==== DATASET ENTRIES ====

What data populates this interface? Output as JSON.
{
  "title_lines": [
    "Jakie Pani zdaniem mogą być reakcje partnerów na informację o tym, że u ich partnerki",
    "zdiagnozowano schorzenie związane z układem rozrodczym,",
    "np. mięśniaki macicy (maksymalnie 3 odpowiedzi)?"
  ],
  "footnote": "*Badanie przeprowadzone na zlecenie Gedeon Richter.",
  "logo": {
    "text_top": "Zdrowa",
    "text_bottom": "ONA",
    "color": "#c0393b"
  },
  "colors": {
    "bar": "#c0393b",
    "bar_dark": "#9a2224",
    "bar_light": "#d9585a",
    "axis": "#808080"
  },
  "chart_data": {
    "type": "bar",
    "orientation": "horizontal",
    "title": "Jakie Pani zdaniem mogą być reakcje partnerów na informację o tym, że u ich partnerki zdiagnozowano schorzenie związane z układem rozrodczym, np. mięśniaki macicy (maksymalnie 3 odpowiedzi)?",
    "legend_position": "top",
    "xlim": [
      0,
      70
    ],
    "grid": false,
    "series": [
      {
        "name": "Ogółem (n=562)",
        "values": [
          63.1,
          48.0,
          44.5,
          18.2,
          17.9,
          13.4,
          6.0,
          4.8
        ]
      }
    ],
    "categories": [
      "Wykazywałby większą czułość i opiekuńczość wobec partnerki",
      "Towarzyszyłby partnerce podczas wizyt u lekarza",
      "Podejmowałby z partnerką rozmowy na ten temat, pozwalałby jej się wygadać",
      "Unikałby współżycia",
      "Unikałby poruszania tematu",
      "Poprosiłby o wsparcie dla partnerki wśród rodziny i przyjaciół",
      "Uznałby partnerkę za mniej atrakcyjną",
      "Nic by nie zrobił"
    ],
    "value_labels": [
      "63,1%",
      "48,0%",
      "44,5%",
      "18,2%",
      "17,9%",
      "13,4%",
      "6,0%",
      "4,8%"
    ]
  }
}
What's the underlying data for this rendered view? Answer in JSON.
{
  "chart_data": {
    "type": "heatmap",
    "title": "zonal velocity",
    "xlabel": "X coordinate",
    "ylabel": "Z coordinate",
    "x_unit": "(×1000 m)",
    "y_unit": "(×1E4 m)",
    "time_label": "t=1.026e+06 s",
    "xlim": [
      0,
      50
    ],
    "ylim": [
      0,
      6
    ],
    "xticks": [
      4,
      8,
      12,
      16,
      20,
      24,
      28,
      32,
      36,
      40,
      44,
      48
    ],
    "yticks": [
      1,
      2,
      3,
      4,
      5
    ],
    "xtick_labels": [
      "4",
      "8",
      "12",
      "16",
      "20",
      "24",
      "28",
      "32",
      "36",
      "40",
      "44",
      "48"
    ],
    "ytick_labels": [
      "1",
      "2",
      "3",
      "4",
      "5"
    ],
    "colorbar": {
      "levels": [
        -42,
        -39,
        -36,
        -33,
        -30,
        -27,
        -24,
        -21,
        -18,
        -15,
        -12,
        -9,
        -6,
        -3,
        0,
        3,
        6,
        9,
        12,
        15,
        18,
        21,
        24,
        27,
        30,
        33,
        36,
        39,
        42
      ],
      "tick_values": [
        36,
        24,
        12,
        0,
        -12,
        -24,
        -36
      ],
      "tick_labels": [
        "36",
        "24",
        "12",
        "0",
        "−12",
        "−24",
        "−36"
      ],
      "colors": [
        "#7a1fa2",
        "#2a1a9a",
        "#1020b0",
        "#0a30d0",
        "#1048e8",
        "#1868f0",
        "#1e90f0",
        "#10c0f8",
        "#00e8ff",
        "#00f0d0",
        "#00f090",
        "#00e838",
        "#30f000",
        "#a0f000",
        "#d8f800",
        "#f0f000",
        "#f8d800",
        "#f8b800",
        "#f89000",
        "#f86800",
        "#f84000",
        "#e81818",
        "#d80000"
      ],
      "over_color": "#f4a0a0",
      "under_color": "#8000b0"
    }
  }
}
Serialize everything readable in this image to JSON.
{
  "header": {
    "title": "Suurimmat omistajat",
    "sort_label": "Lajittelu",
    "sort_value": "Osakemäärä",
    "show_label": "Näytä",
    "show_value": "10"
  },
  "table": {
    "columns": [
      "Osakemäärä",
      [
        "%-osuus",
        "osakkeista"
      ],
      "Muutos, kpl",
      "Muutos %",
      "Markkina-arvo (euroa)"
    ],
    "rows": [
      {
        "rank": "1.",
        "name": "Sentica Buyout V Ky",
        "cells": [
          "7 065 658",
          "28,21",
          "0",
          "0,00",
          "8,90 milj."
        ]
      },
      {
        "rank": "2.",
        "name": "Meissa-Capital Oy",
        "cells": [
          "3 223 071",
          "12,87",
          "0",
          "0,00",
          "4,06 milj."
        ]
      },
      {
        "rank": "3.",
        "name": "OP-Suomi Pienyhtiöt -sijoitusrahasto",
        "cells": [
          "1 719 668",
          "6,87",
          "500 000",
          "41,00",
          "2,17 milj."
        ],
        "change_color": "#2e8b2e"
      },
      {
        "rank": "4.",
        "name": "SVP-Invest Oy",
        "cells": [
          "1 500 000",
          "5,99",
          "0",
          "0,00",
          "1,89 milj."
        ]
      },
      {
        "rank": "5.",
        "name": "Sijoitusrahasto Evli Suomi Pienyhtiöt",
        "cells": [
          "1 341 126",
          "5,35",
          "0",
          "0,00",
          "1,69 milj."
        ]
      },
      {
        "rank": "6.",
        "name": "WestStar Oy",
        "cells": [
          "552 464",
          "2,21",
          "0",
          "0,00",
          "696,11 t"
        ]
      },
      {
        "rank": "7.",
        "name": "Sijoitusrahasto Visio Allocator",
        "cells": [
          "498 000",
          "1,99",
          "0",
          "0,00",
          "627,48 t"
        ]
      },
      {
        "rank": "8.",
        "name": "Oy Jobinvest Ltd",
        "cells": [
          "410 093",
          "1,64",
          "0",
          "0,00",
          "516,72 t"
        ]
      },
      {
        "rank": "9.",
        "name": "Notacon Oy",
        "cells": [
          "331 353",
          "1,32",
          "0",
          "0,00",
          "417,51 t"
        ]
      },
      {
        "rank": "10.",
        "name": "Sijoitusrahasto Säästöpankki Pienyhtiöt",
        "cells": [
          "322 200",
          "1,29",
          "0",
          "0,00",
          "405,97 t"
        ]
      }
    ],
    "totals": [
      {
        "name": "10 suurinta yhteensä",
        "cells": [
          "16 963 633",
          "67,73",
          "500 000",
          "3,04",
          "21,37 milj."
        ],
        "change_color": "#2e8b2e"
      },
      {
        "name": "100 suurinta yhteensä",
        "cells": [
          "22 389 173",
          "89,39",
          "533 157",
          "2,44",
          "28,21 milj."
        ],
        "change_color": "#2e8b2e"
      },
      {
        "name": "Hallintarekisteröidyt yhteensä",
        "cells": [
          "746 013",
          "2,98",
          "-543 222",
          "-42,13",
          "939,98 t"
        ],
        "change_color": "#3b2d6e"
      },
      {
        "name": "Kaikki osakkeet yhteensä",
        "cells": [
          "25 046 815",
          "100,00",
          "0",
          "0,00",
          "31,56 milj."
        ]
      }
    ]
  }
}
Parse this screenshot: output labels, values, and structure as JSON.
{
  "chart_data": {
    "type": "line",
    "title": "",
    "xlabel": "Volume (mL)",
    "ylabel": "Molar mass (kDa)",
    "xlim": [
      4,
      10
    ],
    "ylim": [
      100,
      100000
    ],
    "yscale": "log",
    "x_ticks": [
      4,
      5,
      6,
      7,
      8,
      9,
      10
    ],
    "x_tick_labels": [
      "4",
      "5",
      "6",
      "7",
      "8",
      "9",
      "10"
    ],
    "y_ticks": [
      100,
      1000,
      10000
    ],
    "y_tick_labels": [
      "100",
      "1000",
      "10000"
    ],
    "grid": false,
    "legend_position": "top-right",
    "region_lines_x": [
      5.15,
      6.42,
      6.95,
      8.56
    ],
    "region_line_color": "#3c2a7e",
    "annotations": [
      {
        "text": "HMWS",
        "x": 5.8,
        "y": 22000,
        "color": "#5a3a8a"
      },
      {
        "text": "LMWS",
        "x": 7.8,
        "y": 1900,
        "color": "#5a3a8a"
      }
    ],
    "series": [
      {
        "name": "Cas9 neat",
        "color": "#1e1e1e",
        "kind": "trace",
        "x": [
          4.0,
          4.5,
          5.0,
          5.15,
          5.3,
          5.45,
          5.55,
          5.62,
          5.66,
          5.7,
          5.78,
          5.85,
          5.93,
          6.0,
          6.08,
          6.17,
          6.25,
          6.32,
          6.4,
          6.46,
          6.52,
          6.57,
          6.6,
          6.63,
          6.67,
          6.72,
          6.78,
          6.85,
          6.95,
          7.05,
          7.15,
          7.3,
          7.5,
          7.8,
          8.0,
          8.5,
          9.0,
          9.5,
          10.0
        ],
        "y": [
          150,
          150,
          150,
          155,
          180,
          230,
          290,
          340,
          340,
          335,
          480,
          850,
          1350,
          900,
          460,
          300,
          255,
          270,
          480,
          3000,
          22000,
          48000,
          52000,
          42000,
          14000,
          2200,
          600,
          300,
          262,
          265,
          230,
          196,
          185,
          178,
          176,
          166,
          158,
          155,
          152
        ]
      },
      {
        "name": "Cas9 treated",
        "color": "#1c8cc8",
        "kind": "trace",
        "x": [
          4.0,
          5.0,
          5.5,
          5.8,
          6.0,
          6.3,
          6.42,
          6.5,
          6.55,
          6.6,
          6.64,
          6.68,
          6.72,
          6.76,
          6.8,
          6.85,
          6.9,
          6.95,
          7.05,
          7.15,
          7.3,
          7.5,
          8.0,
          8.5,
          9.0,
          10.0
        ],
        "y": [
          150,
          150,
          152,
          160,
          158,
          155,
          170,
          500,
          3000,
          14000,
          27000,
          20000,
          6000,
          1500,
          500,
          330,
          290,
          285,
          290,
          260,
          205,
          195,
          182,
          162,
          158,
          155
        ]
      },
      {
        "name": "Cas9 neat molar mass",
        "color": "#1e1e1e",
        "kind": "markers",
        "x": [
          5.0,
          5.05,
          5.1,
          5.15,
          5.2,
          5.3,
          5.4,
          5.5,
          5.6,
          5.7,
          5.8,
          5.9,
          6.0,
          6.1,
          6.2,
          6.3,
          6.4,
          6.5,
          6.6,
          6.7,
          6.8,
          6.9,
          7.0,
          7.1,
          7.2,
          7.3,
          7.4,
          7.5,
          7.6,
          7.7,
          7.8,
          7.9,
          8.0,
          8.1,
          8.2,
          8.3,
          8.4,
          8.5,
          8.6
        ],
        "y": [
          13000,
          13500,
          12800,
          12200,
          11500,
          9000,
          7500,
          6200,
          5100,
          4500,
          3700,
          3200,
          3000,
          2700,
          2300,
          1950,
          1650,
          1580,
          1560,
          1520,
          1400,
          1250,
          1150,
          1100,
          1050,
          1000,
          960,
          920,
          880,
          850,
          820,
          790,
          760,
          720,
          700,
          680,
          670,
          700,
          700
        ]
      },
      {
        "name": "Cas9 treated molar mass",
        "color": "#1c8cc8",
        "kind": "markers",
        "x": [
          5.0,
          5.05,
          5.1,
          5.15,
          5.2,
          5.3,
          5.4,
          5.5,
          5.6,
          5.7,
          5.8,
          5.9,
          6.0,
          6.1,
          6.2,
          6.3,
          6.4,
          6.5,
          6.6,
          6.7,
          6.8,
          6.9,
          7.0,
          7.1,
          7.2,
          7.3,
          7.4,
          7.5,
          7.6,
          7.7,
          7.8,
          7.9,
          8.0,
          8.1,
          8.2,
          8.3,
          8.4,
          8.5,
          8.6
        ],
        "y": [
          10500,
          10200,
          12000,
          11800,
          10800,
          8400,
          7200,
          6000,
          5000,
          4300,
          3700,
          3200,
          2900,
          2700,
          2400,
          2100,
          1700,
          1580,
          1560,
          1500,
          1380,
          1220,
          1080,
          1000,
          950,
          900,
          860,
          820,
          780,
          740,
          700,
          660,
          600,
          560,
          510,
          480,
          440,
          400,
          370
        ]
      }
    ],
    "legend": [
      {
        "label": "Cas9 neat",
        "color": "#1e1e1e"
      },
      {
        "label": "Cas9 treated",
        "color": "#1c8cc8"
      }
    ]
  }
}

====

▶ WHAT YOU ARE ASKED TO DO:
Find the word "schorzenie" in the data and show each line that holds it.

▶ WRITTEN REPLY:
    "zdiagnozowano schorzenie związane z układem rozrodczym,",
    "title": "Jakie Pani zdaniem mogą być reakcje partnerów na informację o tym, że u ich partnerki zdiagnozowano schorzenie związane z układem rozrodczym, np. mięśniaki macicy (maksymalnie 3 odpowiedzi)?",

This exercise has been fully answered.